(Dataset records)
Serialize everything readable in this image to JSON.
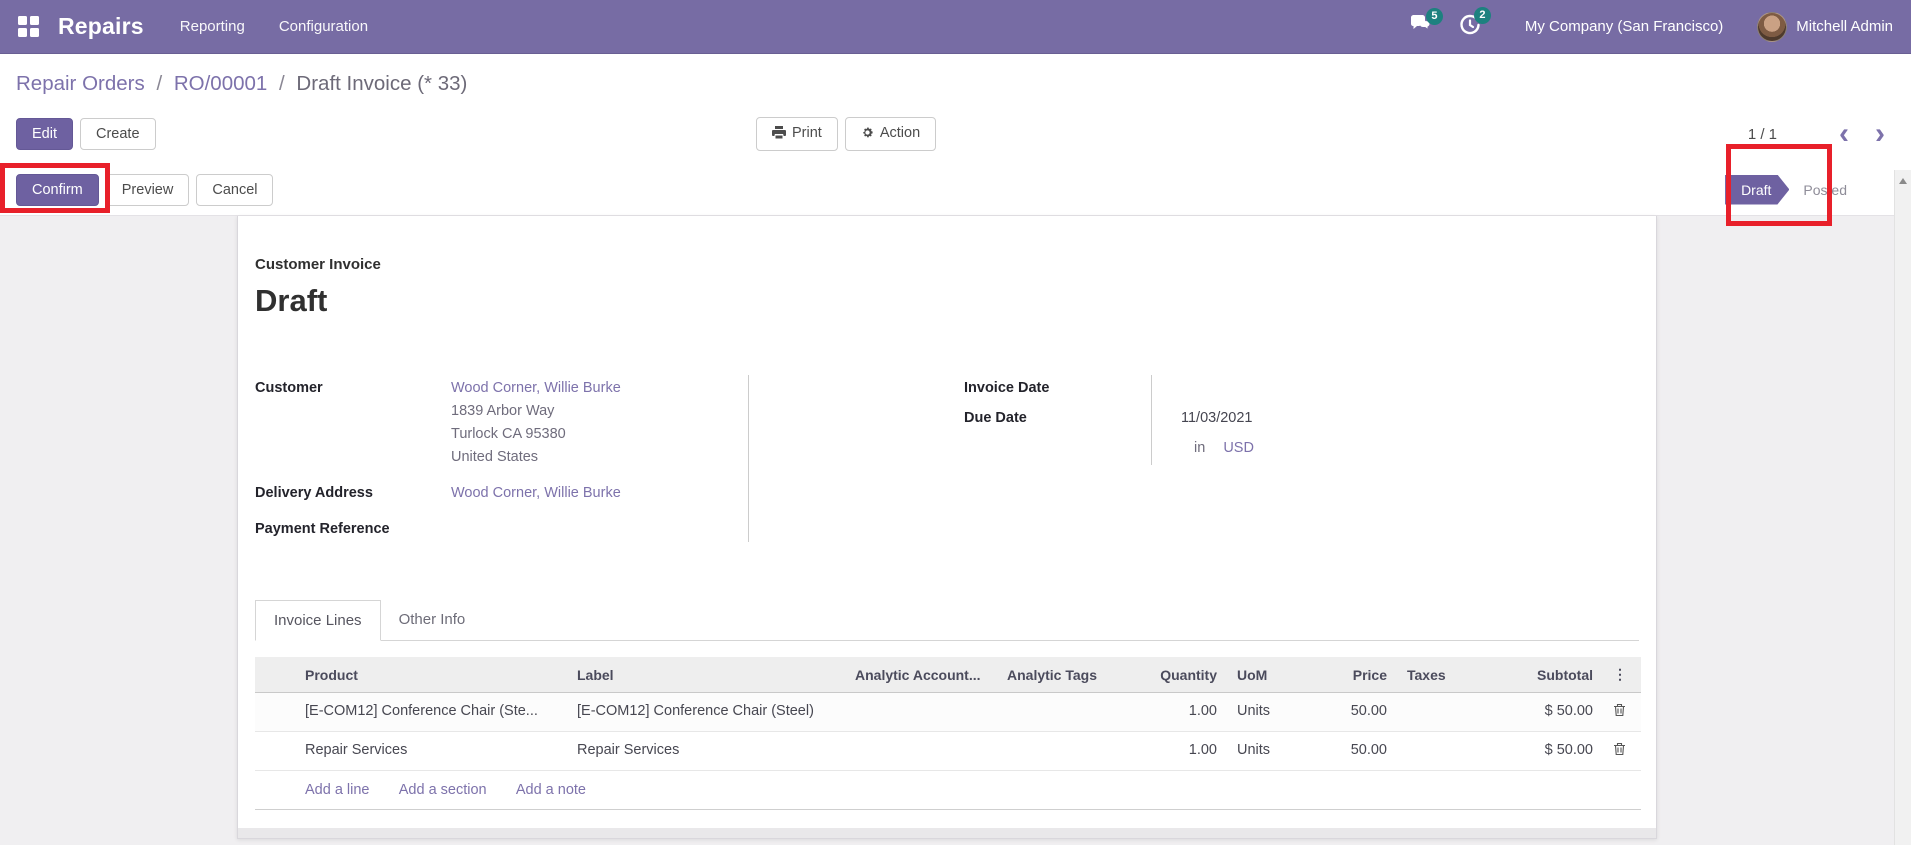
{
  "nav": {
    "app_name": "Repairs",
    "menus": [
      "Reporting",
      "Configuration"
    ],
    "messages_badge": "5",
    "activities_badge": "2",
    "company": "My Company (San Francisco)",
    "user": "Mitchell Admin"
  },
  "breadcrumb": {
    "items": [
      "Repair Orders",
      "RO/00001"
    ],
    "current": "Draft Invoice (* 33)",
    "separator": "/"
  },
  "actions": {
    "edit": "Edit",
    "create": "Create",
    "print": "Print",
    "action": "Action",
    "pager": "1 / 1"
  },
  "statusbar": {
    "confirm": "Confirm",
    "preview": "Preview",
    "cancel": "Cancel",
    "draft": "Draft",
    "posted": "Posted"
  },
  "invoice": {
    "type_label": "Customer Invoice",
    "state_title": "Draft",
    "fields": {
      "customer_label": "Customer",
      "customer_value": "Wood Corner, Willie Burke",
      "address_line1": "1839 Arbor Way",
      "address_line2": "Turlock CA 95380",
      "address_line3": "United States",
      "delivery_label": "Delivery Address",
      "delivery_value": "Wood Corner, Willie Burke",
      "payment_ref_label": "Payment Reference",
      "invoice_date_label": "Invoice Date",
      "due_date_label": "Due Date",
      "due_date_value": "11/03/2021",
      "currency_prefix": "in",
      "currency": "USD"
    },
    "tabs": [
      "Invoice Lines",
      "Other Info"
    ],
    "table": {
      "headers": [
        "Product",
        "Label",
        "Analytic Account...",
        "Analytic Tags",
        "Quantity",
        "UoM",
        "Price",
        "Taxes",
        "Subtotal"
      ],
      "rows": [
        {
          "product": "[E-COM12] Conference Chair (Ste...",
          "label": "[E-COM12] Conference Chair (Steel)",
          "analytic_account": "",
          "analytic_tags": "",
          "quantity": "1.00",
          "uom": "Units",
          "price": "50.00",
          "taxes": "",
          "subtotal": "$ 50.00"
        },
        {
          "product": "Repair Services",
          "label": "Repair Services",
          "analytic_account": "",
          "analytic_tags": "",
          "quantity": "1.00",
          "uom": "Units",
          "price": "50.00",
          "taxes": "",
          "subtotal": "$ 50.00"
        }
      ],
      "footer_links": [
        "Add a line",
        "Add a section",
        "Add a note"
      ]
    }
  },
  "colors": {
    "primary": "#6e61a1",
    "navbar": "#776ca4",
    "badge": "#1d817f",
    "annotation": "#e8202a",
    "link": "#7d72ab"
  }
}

Work to complete: Every line of the data above should be quoted exactly. Omit the pictures.

Correct output:
Serialize everything readable in this image to JSON.
{
  "nav": {
    "app_name": "Repairs",
    "menus": [
      "Reporting",
      "Configuration"
    ],
    "messages_badge": "5",
    "activities_badge": "2",
    "company": "My Company (San Francisco)",
    "user": "Mitchell Admin"
  },
  "breadcrumb": {
    "items": [
      "Repair Orders",
      "RO/00001"
    ],
    "current": "Draft Invoice (* 33)",
    "separator": "/"
  },
  "actions": {
    "edit": "Edit",
    "create": "Create",
    "print": "Print",
    "action": "Action",
    "pager": "1 / 1"
  },
  "statusbar": {
    "confirm": "Confirm",
    "preview": "Preview",
    "cancel": "Cancel",
    "draft": "Draft",
    "posted": "Posted"
  },
  "invoice": {
    "type_label": "Customer Invoice",
    "state_title": "Draft",
    "fields": {
      "customer_label": "Customer",
      "customer_value": "Wood Corner, Willie Burke",
      "address_line1": "1839 Arbor Way",
      "address_line2": "Turlock CA 95380",
      "address_line3": "United States",
      "delivery_label": "Delivery Address",
      "delivery_value": "Wood Corner, Willie Burke",
      "payment_ref_label": "Payment Reference",
      "invoice_date_label": "Invoice Date",
      "due_date_label": "Due Date",
      "due_date_value": "11/03/2021",
      "currency_prefix": "in",
      "currency": "USD"
    },
    "tabs": [
      "Invoice Lines",
      "Other Info"
    ],
    "table": {
      "headers": [
        "Product",
        "Label",
        "Analytic Account...",
        "Analytic Tags",
        "Quantity",
        "UoM",
        "Price",
        "Taxes",
        "Subtotal"
      ],
      "rows": [
        {
          "product": "[E-COM12] Conference Chair (Ste...",
          "label": "[E-COM12] Conference Chair (Steel)",
          "analytic_account": "",
          "analytic_tags": "",
          "quantity": "1.00",
          "uom": "Units",
          "price": "50.00",
          "taxes": "",
          "subtotal": "$ 50.00"
        },
        {
          "product": "Repair Services",
          "label": "Repair Services",
          "analytic_account": "",
          "analytic_tags": "",
          "quantity": "1.00",
          "uom": "Units",
          "price": "50.00",
          "taxes": "",
          "subtotal": "$ 50.00"
        }
      ],
      "footer_links": [
        "Add a line",
        "Add a section",
        "Add a note"
      ]
    }
  },
  "colors": {
    "primary": "#6e61a1",
    "navbar": "#776ca4",
    "badge": "#1d817f",
    "annotation": "#e8202a",
    "link": "#7d72ab"
  }
}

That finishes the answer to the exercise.